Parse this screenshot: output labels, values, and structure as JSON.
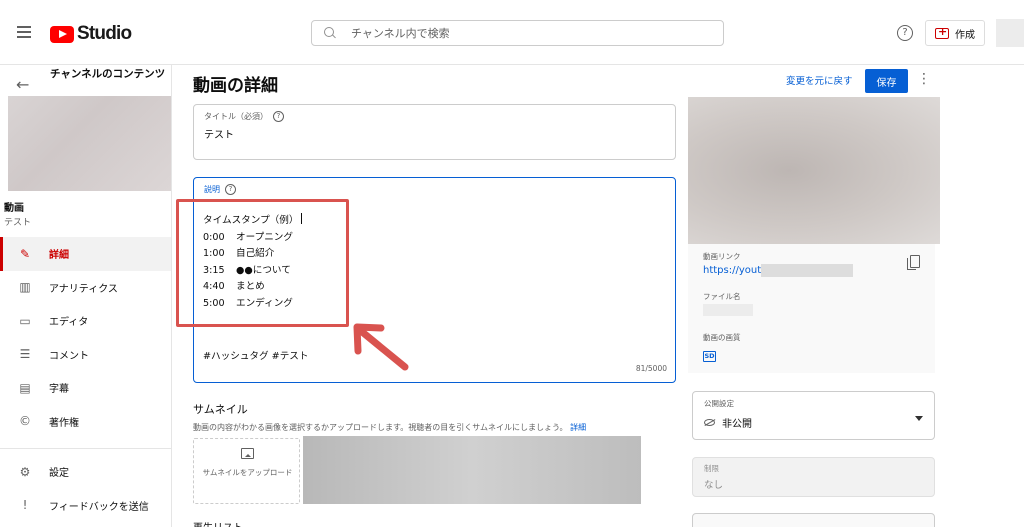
{
  "topbar": {
    "logo_text": "Studio",
    "search_placeholder": "チャンネル内で検索",
    "help_label": "?",
    "create_label": "作成",
    "brand_color": "#ff0000"
  },
  "sidebar": {
    "channel_title": "チャンネルのコンテンツ",
    "video_label": "動画",
    "video_sub": "テスト",
    "items": [
      {
        "label": "詳細",
        "icon": "pencil-icon",
        "glyph": "✎",
        "active": true
      },
      {
        "label": "アナリティクス",
        "icon": "analytics-icon",
        "glyph": "▥",
        "active": false
      },
      {
        "label": "エディタ",
        "icon": "editor-icon",
        "glyph": "▭",
        "active": false
      },
      {
        "label": "コメント",
        "icon": "comment-icon",
        "glyph": "☰",
        "active": false
      },
      {
        "label": "字幕",
        "icon": "subtitles-icon",
        "glyph": "▤",
        "active": false
      },
      {
        "label": "著作権",
        "icon": "copyright-icon",
        "glyph": "©",
        "active": false
      }
    ],
    "bottom_items": [
      {
        "label": "設定",
        "icon": "settings-icon",
        "glyph": "⚙"
      },
      {
        "label": "フィードバックを送信",
        "icon": "feedback-icon",
        "glyph": "!"
      }
    ]
  },
  "main": {
    "page_title": "動画の詳細",
    "undo_label": "変更を元に戻す",
    "save_label": "保存",
    "more_label": "⋮",
    "title_field": {
      "label": "タイトル（必須）",
      "value": "テスト"
    },
    "description_field": {
      "label": "説明",
      "heading": "タイムスタンプ（例）",
      "lines": [
        {
          "time": "0:00",
          "text": "オープニング"
        },
        {
          "time": "1:00",
          "text": "自己紹介"
        },
        {
          "time": "3:15",
          "text": "●●について"
        },
        {
          "time": "4:40",
          "text": "まとめ"
        },
        {
          "time": "5:00",
          "text": "エンディング"
        }
      ],
      "hashtags": "#ハッシュタグ #テスト",
      "counter": "81/5000"
    },
    "thumbnail": {
      "title": "サムネイル",
      "description": "動画の内容がわかる画像を選択するかアップロードします。視聴者の目を引くサムネイルにしましょう。",
      "link": "詳細",
      "upload_label": "サムネイルをアップロード"
    },
    "playlist_title": "再生リスト"
  },
  "right_panel": {
    "video_link_label": "動画リンク",
    "video_link": "https://youtu",
    "file_name_label": "ファイル名",
    "quality_label": "動画の画質",
    "quality_badge": "SD",
    "visibility": {
      "label": "公開設定",
      "value": "非公開"
    },
    "restriction": {
      "label": "制限",
      "value": "なし"
    }
  },
  "annotation_color": "#d9534f",
  "accent_color": "#065fd4"
}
......
### Short exercise:
Copy the listing word for word, excluding its pictures.

### Solved exercise:
Parse this screenshot: output labels, values, and structure as JSON.
{
  "topbar": {
    "logo_text": "Studio",
    "search_placeholder": "チャンネル内で検索",
    "help_label": "?",
    "create_label": "作成",
    "brand_color": "#ff0000"
  },
  "sidebar": {
    "channel_title": "チャンネルのコンテンツ",
    "video_label": "動画",
    "video_sub": "テスト",
    "items": [
      {
        "label": "詳細",
        "icon": "pencil-icon",
        "glyph": "✎",
        "active": true
      },
      {
        "label": "アナリティクス",
        "icon": "analytics-icon",
        "glyph": "▥",
        "active": false
      },
      {
        "label": "エディタ",
        "icon": "editor-icon",
        "glyph": "▭",
        "active": false
      },
      {
        "label": "コメント",
        "icon": "comment-icon",
        "glyph": "☰",
        "active": false
      },
      {
        "label": "字幕",
        "icon": "subtitles-icon",
        "glyph": "▤",
        "active": false
      },
      {
        "label": "著作権",
        "icon": "copyright-icon",
        "glyph": "©",
        "active": false
      }
    ],
    "bottom_items": [
      {
        "label": "設定",
        "icon": "settings-icon",
        "glyph": "⚙"
      },
      {
        "label": "フィードバックを送信",
        "icon": "feedback-icon",
        "glyph": "!"
      }
    ]
  },
  "main": {
    "page_title": "動画の詳細",
    "undo_label": "変更を元に戻す",
    "save_label": "保存",
    "more_label": "⋮",
    "title_field": {
      "label": "タイトル（必須）",
      "value": "テスト"
    },
    "description_field": {
      "label": "説明",
      "heading": "タイムスタンプ（例）",
      "lines": [
        {
          "time": "0:00",
          "text": "オープニング"
        },
        {
          "time": "1:00",
          "text": "自己紹介"
        },
        {
          "time": "3:15",
          "text": "●●について"
        },
        {
          "time": "4:40",
          "text": "まとめ"
        },
        {
          "time": "5:00",
          "text": "エンディング"
        }
      ],
      "hashtags": "#ハッシュタグ #テスト",
      "counter": "81/5000"
    },
    "thumbnail": {
      "title": "サムネイル",
      "description": "動画の内容がわかる画像を選択するかアップロードします。視聴者の目を引くサムネイルにしましょう。",
      "link": "詳細",
      "upload_label": "サムネイルをアップロード"
    },
    "playlist_title": "再生リスト"
  },
  "right_panel": {
    "video_link_label": "動画リンク",
    "video_link": "https://youtu",
    "file_name_label": "ファイル名",
    "quality_label": "動画の画質",
    "quality_badge": "SD",
    "visibility": {
      "label": "公開設定",
      "value": "非公開"
    },
    "restriction": {
      "label": "制限",
      "value": "なし"
    }
  },
  "annotation_color": "#d9534f",
  "accent_color": "#065fd4"
}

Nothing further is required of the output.